Task directions >> Set down the material once more, exactly as it appears.

Input >>

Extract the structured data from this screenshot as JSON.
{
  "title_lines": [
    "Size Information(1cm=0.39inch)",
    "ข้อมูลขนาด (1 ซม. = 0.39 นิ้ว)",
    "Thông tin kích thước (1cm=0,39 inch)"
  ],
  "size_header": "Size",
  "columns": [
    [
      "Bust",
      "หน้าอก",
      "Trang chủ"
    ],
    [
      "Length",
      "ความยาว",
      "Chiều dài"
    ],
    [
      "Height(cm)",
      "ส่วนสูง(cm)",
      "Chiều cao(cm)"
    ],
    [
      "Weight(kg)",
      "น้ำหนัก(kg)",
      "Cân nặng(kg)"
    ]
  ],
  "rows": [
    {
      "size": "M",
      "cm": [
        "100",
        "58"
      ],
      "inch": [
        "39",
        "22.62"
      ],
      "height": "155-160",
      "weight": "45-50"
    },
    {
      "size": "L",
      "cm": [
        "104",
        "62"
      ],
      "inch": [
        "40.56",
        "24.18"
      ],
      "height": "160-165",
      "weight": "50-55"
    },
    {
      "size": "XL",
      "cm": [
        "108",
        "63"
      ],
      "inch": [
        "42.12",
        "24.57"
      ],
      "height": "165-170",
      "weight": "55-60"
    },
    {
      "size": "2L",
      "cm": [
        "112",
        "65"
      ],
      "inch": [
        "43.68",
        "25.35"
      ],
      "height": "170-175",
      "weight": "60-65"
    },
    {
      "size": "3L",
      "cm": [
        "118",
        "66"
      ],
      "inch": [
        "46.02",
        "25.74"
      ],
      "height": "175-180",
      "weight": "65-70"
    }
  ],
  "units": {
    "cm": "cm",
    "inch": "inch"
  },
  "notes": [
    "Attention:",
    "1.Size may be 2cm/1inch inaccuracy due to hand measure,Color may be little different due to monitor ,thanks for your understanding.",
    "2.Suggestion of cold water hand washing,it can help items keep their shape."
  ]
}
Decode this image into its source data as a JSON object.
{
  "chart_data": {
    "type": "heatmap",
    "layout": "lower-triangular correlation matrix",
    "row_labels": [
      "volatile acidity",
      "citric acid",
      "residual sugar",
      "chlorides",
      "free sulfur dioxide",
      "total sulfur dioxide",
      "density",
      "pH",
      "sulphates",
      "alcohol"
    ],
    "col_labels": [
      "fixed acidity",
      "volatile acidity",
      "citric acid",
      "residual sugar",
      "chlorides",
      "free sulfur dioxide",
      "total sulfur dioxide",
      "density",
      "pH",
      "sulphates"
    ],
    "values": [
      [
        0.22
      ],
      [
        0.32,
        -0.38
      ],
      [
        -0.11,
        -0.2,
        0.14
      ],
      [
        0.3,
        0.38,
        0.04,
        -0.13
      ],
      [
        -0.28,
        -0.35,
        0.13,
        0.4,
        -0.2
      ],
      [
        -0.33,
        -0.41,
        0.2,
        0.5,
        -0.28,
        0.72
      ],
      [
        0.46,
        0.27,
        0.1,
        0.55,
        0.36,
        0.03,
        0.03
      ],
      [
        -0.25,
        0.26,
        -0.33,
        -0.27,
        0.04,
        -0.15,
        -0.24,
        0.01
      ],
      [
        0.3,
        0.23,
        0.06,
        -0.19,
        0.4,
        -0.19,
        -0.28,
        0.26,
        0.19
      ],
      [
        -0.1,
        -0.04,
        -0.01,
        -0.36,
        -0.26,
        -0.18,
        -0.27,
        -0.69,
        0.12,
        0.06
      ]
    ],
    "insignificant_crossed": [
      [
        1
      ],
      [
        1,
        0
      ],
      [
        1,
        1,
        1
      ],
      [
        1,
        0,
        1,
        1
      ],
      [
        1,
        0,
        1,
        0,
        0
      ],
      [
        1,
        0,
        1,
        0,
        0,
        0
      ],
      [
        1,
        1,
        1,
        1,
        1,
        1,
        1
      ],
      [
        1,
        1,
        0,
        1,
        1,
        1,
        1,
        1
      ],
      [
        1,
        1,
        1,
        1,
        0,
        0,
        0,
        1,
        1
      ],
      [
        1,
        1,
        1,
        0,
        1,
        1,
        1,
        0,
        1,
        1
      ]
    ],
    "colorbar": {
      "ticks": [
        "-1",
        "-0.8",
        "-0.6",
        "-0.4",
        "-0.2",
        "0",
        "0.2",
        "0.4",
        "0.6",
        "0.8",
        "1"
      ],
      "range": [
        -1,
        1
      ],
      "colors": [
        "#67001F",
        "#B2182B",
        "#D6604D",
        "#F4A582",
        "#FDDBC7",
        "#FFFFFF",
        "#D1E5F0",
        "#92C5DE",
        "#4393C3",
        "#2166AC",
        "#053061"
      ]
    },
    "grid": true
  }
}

Correct result >>
Extract the structured data from this screenshot as JSON.
{
  "title_lines": [
    "Size Information(1cm=0.39inch)",
    "ข้อมูลขนาด (1 ซม. = 0.39 นิ้ว)",
    "Thông tin kích thước (1cm=0,39 inch)"
  ],
  "size_header": "Size",
  "columns": [
    [
      "Bust",
      "หน้าอก",
      "Trang chủ"
    ],
    [
      "Length",
      "ความยาว",
      "Chiều dài"
    ],
    [
      "Height(cm)",
      "ส่วนสูง(cm)",
      "Chiều cao(cm)"
    ],
    [
      "Weight(kg)",
      "น้ำหนัก(kg)",
      "Cân nặng(kg)"
    ]
  ],
  "rows": [
    {
      "size": "M",
      "cm": [
        "100",
        "58"
      ],
      "inch": [
        "39",
        "22.62"
      ],
      "height": "155-160",
      "weight": "45-50"
    },
    {
      "size": "L",
      "cm": [
        "104",
        "62"
      ],
      "inch": [
        "40.56",
        "24.18"
      ],
      "height": "160-165",
      "weight": "50-55"
    },
    {
      "size": "XL",
      "cm": [
        "108",
        "63"
      ],
      "inch": [
        "42.12",
        "24.57"
      ],
      "height": "165-170",
      "weight": "55-60"
    },
    {
      "size": "2L",
      "cm": [
        "112",
        "65"
      ],
      "inch": [
        "43.68",
        "25.35"
      ],
      "height": "170-175",
      "weight": "60-65"
    },
    {
      "size": "3L",
      "cm": [
        "118",
        "66"
      ],
      "inch": [
        "46.02",
        "25.74"
      ],
      "height": "175-180",
      "weight": "65-70"
    }
  ],
  "units": {
    "cm": "cm",
    "inch": "inch"
  },
  "notes": [
    "Attention:",
    "1.Size may be 2cm/1inch inaccuracy due to hand measure,Color may be little different due to monitor ,thanks for your understanding.",
    "2.Suggestion of cold water hand washing,it can help items keep their shape."
  ]
}
Decode this image into its source data as a JSON object.
{
  "chart_data": {
    "type": "heatmap",
    "layout": "lower-triangular correlation matrix",
    "row_labels": [
      "volatile acidity",
      "citric acid",
      "residual sugar",
      "chlorides",
      "free sulfur dioxide",
      "total sulfur dioxide",
      "density",
      "pH",
      "sulphates",
      "alcohol"
    ],
    "col_labels": [
      "fixed acidity",
      "volatile acidity",
      "citric acid",
      "residual sugar",
      "chlorides",
      "free sulfur dioxide",
      "total sulfur dioxide",
      "density",
      "pH",
      "sulphates"
    ],
    "values": [
      [
        0.22
      ],
      [
        0.32,
        -0.38
      ],
      [
        -0.11,
        -0.2,
        0.14
      ],
      [
        0.3,
        0.38,
        0.04,
        -0.13
      ],
      [
        -0.28,
        -0.35,
        0.13,
        0.4,
        -0.2
      ],
      [
        -0.33,
        -0.41,
        0.2,
        0.5,
        -0.28,
        0.72
      ],
      [
        0.46,
        0.27,
        0.1,
        0.55,
        0.36,
        0.03,
        0.03
      ],
      [
        -0.25,
        0.26,
        -0.33,
        -0.27,
        0.04,
        -0.15,
        -0.24,
        0.01
      ],
      [
        0.3,
        0.23,
        0.06,
        -0.19,
        0.4,
        -0.19,
        -0.28,
        0.26,
        0.19
      ],
      [
        -0.1,
        -0.04,
        -0.01,
        -0.36,
        -0.26,
        -0.18,
        -0.27,
        -0.69,
        0.12,
        0.06
      ]
    ],
    "insignificant_crossed": [
      [
        1
      ],
      [
        1,
        0
      ],
      [
        1,
        1,
        1
      ],
      [
        1,
        0,
        1,
        1
      ],
      [
        1,
        0,
        1,
        0,
        0
      ],
      [
        1,
        0,
        1,
        0,
        0,
        0
      ],
      [
        1,
        1,
        1,
        1,
        1,
        1,
        1
      ],
      [
        1,
        1,
        0,
        1,
        1,
        1,
        1,
        1
      ],
      [
        1,
        1,
        1,
        1,
        0,
        0,
        0,
        1,
        1
      ],
      [
        1,
        1,
        1,
        0,
        1,
        1,
        1,
        0,
        1,
        1
      ]
    ],
    "colorbar": {
      "ticks": [
        "-1",
        "-0.8",
        "-0.6",
        "-0.4",
        "-0.2",
        "0",
        "0.2",
        "0.4",
        "0.6",
        "0.8",
        "1"
      ],
      "range": [
        -1,
        1
      ],
      "colors": [
        "#67001F",
        "#B2182B",
        "#D6604D",
        "#F4A582",
        "#FDDBC7",
        "#FFFFFF",
        "#D1E5F0",
        "#92C5DE",
        "#4393C3",
        "#2166AC",
        "#053061"
      ]
    },
    "grid": true
  }
}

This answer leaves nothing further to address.